→ **Given information**:
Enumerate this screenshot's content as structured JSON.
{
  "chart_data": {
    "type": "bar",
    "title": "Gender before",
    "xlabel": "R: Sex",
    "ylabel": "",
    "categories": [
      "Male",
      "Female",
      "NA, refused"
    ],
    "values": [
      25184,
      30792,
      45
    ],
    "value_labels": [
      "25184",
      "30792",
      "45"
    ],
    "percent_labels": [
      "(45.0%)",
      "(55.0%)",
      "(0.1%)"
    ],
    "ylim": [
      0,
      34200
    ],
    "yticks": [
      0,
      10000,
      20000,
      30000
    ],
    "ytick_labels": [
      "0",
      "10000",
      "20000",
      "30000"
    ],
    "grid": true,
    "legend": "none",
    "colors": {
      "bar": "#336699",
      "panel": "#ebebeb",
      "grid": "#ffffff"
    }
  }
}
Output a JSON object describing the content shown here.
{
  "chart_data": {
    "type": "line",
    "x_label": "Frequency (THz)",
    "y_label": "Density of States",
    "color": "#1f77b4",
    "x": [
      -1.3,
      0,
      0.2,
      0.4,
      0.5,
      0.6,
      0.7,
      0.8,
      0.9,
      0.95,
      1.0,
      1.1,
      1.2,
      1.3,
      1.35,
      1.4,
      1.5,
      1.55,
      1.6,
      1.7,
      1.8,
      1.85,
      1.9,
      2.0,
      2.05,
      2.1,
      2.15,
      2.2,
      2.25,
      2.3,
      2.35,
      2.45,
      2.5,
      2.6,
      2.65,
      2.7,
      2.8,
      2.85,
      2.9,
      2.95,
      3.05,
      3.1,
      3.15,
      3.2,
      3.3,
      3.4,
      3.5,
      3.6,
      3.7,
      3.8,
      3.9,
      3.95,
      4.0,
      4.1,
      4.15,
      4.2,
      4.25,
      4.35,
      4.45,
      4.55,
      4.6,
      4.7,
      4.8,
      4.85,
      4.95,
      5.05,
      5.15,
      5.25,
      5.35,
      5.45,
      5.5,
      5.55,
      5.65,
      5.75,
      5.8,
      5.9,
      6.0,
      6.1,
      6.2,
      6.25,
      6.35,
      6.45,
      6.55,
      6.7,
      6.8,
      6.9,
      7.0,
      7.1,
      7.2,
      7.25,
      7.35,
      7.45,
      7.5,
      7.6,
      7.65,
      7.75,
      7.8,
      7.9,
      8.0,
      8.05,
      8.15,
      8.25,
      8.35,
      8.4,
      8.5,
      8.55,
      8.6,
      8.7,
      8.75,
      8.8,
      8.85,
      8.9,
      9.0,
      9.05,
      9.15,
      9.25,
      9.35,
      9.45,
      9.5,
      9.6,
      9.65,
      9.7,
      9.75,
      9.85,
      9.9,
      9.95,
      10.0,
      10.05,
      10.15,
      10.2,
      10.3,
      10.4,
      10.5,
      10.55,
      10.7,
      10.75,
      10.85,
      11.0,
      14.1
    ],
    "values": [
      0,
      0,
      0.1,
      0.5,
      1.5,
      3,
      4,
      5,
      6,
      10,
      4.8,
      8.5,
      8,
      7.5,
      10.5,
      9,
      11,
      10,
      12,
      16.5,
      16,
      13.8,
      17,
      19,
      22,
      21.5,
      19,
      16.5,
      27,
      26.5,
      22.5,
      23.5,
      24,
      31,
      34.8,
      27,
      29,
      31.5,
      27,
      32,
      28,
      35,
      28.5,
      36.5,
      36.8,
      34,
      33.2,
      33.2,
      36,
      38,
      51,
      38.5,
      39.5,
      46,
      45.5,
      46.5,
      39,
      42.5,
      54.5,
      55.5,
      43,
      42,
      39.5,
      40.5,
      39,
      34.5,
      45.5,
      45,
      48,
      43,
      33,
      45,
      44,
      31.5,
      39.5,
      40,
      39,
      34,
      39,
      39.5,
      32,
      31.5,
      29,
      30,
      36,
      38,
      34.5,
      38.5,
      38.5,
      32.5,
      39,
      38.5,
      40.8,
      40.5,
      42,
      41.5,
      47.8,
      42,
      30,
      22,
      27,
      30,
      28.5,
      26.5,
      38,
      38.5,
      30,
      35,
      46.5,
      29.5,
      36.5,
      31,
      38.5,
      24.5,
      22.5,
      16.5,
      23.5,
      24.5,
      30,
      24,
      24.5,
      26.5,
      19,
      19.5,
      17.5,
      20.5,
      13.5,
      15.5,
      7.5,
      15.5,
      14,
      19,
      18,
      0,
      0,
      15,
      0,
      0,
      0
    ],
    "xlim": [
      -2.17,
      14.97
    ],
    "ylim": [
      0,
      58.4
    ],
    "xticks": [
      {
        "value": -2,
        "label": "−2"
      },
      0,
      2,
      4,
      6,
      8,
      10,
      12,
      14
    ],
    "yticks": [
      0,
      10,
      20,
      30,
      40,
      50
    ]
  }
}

→ **Written instruction**:
Write out every line of the records exactly.

→ **Answer in full**:
Enumerate this screenshot's content as structured JSON.
{
  "chart_data": {
    "type": "bar",
    "title": "Gender before",
    "xlabel": "R: Sex",
    "ylabel": "",
    "categories": [
      "Male",
      "Female",
      "NA, refused"
    ],
    "values": [
      25184,
      30792,
      45
    ],
    "value_labels": [
      "25184",
      "30792",
      "45"
    ],
    "percent_labels": [
      "(45.0%)",
      "(55.0%)",
      "(0.1%)"
    ],
    "ylim": [
      0,
      34200
    ],
    "yticks": [
      0,
      10000,
      20000,
      30000
    ],
    "ytick_labels": [
      "0",
      "10000",
      "20000",
      "30000"
    ],
    "grid": true,
    "legend": "none",
    "colors": {
      "bar": "#336699",
      "panel": "#ebebeb",
      "grid": "#ffffff"
    }
  }
}
Output a JSON object describing the content shown here.
{
  "chart_data": {
    "type": "line",
    "x_label": "Frequency (THz)",
    "y_label": "Density of States",
    "color": "#1f77b4",
    "x": [
      -1.3,
      0,
      0.2,
      0.4,
      0.5,
      0.6,
      0.7,
      0.8,
      0.9,
      0.95,
      1.0,
      1.1,
      1.2,
      1.3,
      1.35,
      1.4,
      1.5,
      1.55,
      1.6,
      1.7,
      1.8,
      1.85,
      1.9,
      2.0,
      2.05,
      2.1,
      2.15,
      2.2,
      2.25,
      2.3,
      2.35,
      2.45,
      2.5,
      2.6,
      2.65,
      2.7,
      2.8,
      2.85,
      2.9,
      2.95,
      3.05,
      3.1,
      3.15,
      3.2,
      3.3,
      3.4,
      3.5,
      3.6,
      3.7,
      3.8,
      3.9,
      3.95,
      4.0,
      4.1,
      4.15,
      4.2,
      4.25,
      4.35,
      4.45,
      4.55,
      4.6,
      4.7,
      4.8,
      4.85,
      4.95,
      5.05,
      5.15,
      5.25,
      5.35,
      5.45,
      5.5,
      5.55,
      5.65,
      5.75,
      5.8,
      5.9,
      6.0,
      6.1,
      6.2,
      6.25,
      6.35,
      6.45,
      6.55,
      6.7,
      6.8,
      6.9,
      7.0,
      7.1,
      7.2,
      7.25,
      7.35,
      7.45,
      7.5,
      7.6,
      7.65,
      7.75,
      7.8,
      7.9,
      8.0,
      8.05,
      8.15,
      8.25,
      8.35,
      8.4,
      8.5,
      8.55,
      8.6,
      8.7,
      8.75,
      8.8,
      8.85,
      8.9,
      9.0,
      9.05,
      9.15,
      9.25,
      9.35,
      9.45,
      9.5,
      9.6,
      9.65,
      9.7,
      9.75,
      9.85,
      9.9,
      9.95,
      10.0,
      10.05,
      10.15,
      10.2,
      10.3,
      10.4,
      10.5,
      10.55,
      10.7,
      10.75,
      10.85,
      11.0,
      14.1
    ],
    "values": [
      0,
      0,
      0.1,
      0.5,
      1.5,
      3,
      4,
      5,
      6,
      10,
      4.8,
      8.5,
      8,
      7.5,
      10.5,
      9,
      11,
      10,
      12,
      16.5,
      16,
      13.8,
      17,
      19,
      22,
      21.5,
      19,
      16.5,
      27,
      26.5,
      22.5,
      23.5,
      24,
      31,
      34.8,
      27,
      29,
      31.5,
      27,
      32,
      28,
      35,
      28.5,
      36.5,
      36.8,
      34,
      33.2,
      33.2,
      36,
      38,
      51,
      38.5,
      39.5,
      46,
      45.5,
      46.5,
      39,
      42.5,
      54.5,
      55.5,
      43,
      42,
      39.5,
      40.5,
      39,
      34.5,
      45.5,
      45,
      48,
      43,
      33,
      45,
      44,
      31.5,
      39.5,
      40,
      39,
      34,
      39,
      39.5,
      32,
      31.5,
      29,
      30,
      36,
      38,
      34.5,
      38.5,
      38.5,
      32.5,
      39,
      38.5,
      40.8,
      40.5,
      42,
      41.5,
      47.8,
      42,
      30,
      22,
      27,
      30,
      28.5,
      26.5,
      38,
      38.5,
      30,
      35,
      46.5,
      29.5,
      36.5,
      31,
      38.5,
      24.5,
      22.5,
      16.5,
      23.5,
      24.5,
      30,
      24,
      24.5,
      26.5,
      19,
      19.5,
      17.5,
      20.5,
      13.5,
      15.5,
      7.5,
      15.5,
      14,
      19,
      18,
      0,
      0,
      15,
      0,
      0,
      0
    ],
    "xlim": [
      -2.17,
      14.97
    ],
    "ylim": [
      0,
      58.4
    ],
    "xticks": [
      {
        "value": -2,
        "label": "−2"
      },
      0,
      2,
      4,
      6,
      8,
      10,
      12,
      14
    ],
    "yticks": [
      0,
      10,
      20,
      30,
      40,
      50
    ]
  }
}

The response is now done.